**WHAT YOU NEED TO DO**: Determine which lines of the records include the word "Output", and copy them.

**SUPPLIED RECORDS**:
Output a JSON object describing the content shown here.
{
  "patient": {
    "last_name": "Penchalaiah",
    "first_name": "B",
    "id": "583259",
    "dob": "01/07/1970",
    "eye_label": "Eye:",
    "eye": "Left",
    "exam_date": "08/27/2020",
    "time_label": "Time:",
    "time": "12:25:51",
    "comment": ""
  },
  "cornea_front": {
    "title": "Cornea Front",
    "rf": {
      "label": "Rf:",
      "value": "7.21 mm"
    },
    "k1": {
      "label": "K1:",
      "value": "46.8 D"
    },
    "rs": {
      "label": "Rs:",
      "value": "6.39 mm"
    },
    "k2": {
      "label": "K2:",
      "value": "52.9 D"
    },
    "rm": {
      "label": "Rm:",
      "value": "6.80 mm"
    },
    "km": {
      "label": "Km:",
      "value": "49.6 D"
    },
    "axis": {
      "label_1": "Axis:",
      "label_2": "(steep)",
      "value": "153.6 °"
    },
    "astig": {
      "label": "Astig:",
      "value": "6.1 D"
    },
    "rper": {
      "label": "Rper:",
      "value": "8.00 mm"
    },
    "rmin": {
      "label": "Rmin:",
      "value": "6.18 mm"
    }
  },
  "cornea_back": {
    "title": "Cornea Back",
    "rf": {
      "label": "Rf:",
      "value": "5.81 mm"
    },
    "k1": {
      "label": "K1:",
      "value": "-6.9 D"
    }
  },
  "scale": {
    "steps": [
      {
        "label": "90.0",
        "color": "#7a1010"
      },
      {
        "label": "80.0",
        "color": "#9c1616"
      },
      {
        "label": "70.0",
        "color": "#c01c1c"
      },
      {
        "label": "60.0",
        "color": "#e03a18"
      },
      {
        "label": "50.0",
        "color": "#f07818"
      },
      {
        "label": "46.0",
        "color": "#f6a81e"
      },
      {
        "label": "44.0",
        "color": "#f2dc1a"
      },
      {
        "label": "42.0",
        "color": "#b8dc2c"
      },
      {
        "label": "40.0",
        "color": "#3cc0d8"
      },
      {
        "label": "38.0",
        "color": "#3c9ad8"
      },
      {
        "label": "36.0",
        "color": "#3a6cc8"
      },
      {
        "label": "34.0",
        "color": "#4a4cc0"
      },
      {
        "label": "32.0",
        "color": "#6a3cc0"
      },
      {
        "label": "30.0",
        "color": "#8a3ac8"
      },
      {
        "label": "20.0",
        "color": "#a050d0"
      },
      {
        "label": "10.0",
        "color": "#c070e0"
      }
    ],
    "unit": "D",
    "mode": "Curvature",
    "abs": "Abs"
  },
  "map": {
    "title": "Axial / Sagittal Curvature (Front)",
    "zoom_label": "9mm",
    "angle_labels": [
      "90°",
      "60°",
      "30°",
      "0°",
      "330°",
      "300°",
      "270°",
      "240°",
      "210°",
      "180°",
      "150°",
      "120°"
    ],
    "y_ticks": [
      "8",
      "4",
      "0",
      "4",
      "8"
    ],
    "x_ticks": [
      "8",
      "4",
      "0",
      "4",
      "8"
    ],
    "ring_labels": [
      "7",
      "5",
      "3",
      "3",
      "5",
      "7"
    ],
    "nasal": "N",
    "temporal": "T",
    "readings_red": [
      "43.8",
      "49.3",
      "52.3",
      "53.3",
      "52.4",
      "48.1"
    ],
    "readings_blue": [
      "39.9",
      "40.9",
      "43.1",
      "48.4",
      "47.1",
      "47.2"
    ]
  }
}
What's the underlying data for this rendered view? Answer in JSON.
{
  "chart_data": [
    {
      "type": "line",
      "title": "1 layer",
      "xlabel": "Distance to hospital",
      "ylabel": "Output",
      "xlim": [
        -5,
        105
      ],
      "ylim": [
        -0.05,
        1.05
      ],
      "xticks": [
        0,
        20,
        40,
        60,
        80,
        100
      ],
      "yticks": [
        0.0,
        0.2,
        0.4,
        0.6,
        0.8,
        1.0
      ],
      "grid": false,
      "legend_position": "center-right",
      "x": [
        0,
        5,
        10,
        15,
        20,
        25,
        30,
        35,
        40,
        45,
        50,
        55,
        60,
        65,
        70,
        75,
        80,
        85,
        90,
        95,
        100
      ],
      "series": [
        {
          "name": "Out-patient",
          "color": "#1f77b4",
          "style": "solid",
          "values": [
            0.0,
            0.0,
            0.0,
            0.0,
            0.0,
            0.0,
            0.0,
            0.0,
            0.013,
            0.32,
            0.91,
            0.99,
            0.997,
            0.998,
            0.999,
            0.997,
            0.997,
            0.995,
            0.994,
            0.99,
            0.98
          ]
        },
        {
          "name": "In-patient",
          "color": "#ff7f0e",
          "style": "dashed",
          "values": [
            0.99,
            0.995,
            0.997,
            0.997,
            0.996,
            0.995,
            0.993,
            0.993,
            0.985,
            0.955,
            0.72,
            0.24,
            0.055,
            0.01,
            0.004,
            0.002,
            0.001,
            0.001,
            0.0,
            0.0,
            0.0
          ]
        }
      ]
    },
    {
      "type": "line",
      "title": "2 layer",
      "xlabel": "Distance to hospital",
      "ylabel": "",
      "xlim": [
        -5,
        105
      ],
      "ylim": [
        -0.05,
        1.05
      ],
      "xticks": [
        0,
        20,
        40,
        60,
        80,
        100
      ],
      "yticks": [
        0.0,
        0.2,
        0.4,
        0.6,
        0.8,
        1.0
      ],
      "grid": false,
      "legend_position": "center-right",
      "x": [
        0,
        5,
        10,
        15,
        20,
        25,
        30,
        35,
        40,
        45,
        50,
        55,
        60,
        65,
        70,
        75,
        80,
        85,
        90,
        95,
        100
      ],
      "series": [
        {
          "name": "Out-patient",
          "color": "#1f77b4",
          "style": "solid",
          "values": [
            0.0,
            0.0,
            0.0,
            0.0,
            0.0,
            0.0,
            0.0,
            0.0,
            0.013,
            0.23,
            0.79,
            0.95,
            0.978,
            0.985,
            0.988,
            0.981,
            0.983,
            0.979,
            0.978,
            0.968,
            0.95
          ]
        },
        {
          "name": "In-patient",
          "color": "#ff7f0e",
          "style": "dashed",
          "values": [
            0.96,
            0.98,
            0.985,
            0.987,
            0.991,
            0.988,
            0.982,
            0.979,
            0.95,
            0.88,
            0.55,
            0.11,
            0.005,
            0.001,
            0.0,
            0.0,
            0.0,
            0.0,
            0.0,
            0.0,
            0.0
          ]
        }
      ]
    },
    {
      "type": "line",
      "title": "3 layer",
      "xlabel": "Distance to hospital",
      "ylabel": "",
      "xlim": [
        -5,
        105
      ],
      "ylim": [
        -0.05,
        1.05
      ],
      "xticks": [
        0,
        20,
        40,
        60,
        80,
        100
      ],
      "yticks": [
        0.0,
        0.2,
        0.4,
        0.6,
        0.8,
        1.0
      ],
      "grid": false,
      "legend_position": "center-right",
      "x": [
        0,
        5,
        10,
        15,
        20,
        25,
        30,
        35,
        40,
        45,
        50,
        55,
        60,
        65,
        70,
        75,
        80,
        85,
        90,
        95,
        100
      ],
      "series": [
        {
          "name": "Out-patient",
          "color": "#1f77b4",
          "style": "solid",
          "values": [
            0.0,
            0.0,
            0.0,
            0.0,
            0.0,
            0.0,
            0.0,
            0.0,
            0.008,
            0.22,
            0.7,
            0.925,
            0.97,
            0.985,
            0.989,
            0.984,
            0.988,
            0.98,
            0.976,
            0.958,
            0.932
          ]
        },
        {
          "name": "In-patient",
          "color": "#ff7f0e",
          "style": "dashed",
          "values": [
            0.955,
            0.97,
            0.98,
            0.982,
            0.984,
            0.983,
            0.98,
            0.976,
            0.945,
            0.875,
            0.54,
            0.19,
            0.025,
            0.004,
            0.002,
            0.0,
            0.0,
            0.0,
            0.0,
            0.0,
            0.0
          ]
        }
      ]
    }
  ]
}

**EXPECTED ANSWER**:
Output a JSON object describing the content shown here.
      "ylabel": "Output",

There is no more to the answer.